**WHAT IS NEEDED**
Provide an exact copy of the data, excluding the images.

== TASK INPUT ==

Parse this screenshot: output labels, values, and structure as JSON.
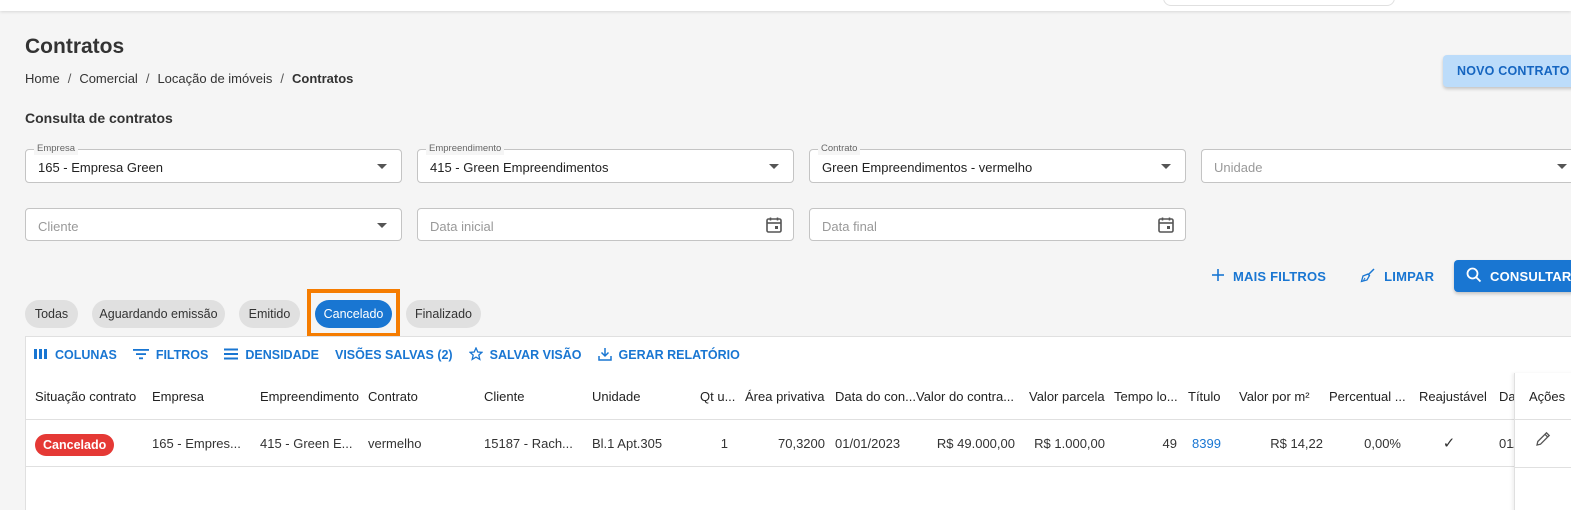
{
  "page": {
    "title": "Contratos",
    "breadcrumb": [
      "Home",
      "Comercial",
      "Locação de imóveis",
      "Contratos"
    ],
    "new_button": "NOVO CONTRATO",
    "section_title": "Consulta de contratos"
  },
  "filters": {
    "empresa": {
      "label": "Empresa",
      "value": "165 - Empresa Green"
    },
    "empreendimento": {
      "label": "Empreendimento",
      "value": "415 - Green Empreendimentos"
    },
    "contrato": {
      "label": "Contrato",
      "value": "Green Empreendimentos - vermelho"
    },
    "unidade": {
      "placeholder": "Unidade"
    },
    "cliente": {
      "placeholder": "Cliente"
    },
    "data_inicial": {
      "placeholder": "Data inicial"
    },
    "data_final": {
      "placeholder": "Data final"
    }
  },
  "actions": {
    "mais_filtros": "MAIS FILTROS",
    "limpar": "LIMPAR",
    "consultar": "CONSULTAR"
  },
  "chips": [
    {
      "label": "Todas",
      "active": false
    },
    {
      "label": "Aguardando emissão",
      "active": false
    },
    {
      "label": "Emitido",
      "active": false
    },
    {
      "label": "Cancelado",
      "active": true
    },
    {
      "label": "Finalizado",
      "active": false
    }
  ],
  "toolbar": {
    "colunas": "COLUNAS",
    "filtros": "FILTROS",
    "densidade": "DENSIDADE",
    "visoes_salvas": "VISÕES SALVAS (2)",
    "salvar_visao": "SALVAR VISÃO",
    "gerar_relatorio": "GERAR RELATÓRIO"
  },
  "table": {
    "columns": [
      "Situação contrato",
      "Empresa",
      "Empreendimento",
      "Contrato",
      "Cliente",
      "Unidade",
      "Qt u...",
      "Área privativa",
      "Data do con...",
      "Valor do contra...",
      "Valor parcela",
      "Tempo lo...",
      "Título",
      "Valor por m²",
      "Percentual ...",
      "Reajustável",
      "Da"
    ],
    "actions_header": "Ações",
    "rows": [
      {
        "situacao": "Cancelado",
        "empresa": "165 - Empres...",
        "empreendimento": "415 - Green E...",
        "contrato": "vermelho",
        "cliente": "15187 - Rach...",
        "unidade": "Bl.1 Apt.305",
        "qt": "1",
        "area": "70,3200",
        "data": "01/01/2023",
        "valor_contrato": "R$ 49.000,00",
        "valor_parcela": "R$ 1.000,00",
        "tempo": "49",
        "titulo": "8399",
        "valor_m2": "R$ 14,22",
        "percentual": "0,00%",
        "reajustavel": "✓",
        "da": "01/"
      }
    ]
  },
  "colors": {
    "primary": "#1976d2",
    "badge_red": "#e53935",
    "highlight_orange": "#f57c00"
  }
}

===

**SOLUTION TO THE PROBLEM**
Parse this screenshot: output labels, values, and structure as JSON.
{
  "page": {
    "title": "Contratos",
    "breadcrumb": [
      "Home",
      "Comercial",
      "Locação de imóveis",
      "Contratos"
    ],
    "new_button": "NOVO CONTRATO",
    "section_title": "Consulta de contratos"
  },
  "filters": {
    "empresa": {
      "label": "Empresa",
      "value": "165 - Empresa Green"
    },
    "empreendimento": {
      "label": "Empreendimento",
      "value": "415 - Green Empreendimentos"
    },
    "contrato": {
      "label": "Contrato",
      "value": "Green Empreendimentos - vermelho"
    },
    "unidade": {
      "placeholder": "Unidade"
    },
    "cliente": {
      "placeholder": "Cliente"
    },
    "data_inicial": {
      "placeholder": "Data inicial"
    },
    "data_final": {
      "placeholder": "Data final"
    }
  },
  "actions": {
    "mais_filtros": "MAIS FILTROS",
    "limpar": "LIMPAR",
    "consultar": "CONSULTAR"
  },
  "chips": [
    {
      "label": "Todas",
      "active": false
    },
    {
      "label": "Aguardando emissão",
      "active": false
    },
    {
      "label": "Emitido",
      "active": false
    },
    {
      "label": "Cancelado",
      "active": true
    },
    {
      "label": "Finalizado",
      "active": false
    }
  ],
  "toolbar": {
    "colunas": "COLUNAS",
    "filtros": "FILTROS",
    "densidade": "DENSIDADE",
    "visoes_salvas": "VISÕES SALVAS (2)",
    "salvar_visao": "SALVAR VISÃO",
    "gerar_relatorio": "GERAR RELATÓRIO"
  },
  "table": {
    "columns": [
      "Situação contrato",
      "Empresa",
      "Empreendimento",
      "Contrato",
      "Cliente",
      "Unidade",
      "Qt u...",
      "Área privativa",
      "Data do con...",
      "Valor do contra...",
      "Valor parcela",
      "Tempo lo...",
      "Título",
      "Valor por m²",
      "Percentual ...",
      "Reajustável",
      "Da"
    ],
    "actions_header": "Ações",
    "rows": [
      {
        "situacao": "Cancelado",
        "empresa": "165 - Empres...",
        "empreendimento": "415 - Green E...",
        "contrato": "vermelho",
        "cliente": "15187 - Rach...",
        "unidade": "Bl.1 Apt.305",
        "qt": "1",
        "area": "70,3200",
        "data": "01/01/2023",
        "valor_contrato": "R$ 49.000,00",
        "valor_parcela": "R$ 1.000,00",
        "tempo": "49",
        "titulo": "8399",
        "valor_m2": "R$ 14,22",
        "percentual": "0,00%",
        "reajustavel": "✓",
        "da": "01/"
      }
    ]
  },
  "colors": {
    "primary": "#1976d2",
    "badge_red": "#e53935",
    "highlight_orange": "#f57c00"
  }
}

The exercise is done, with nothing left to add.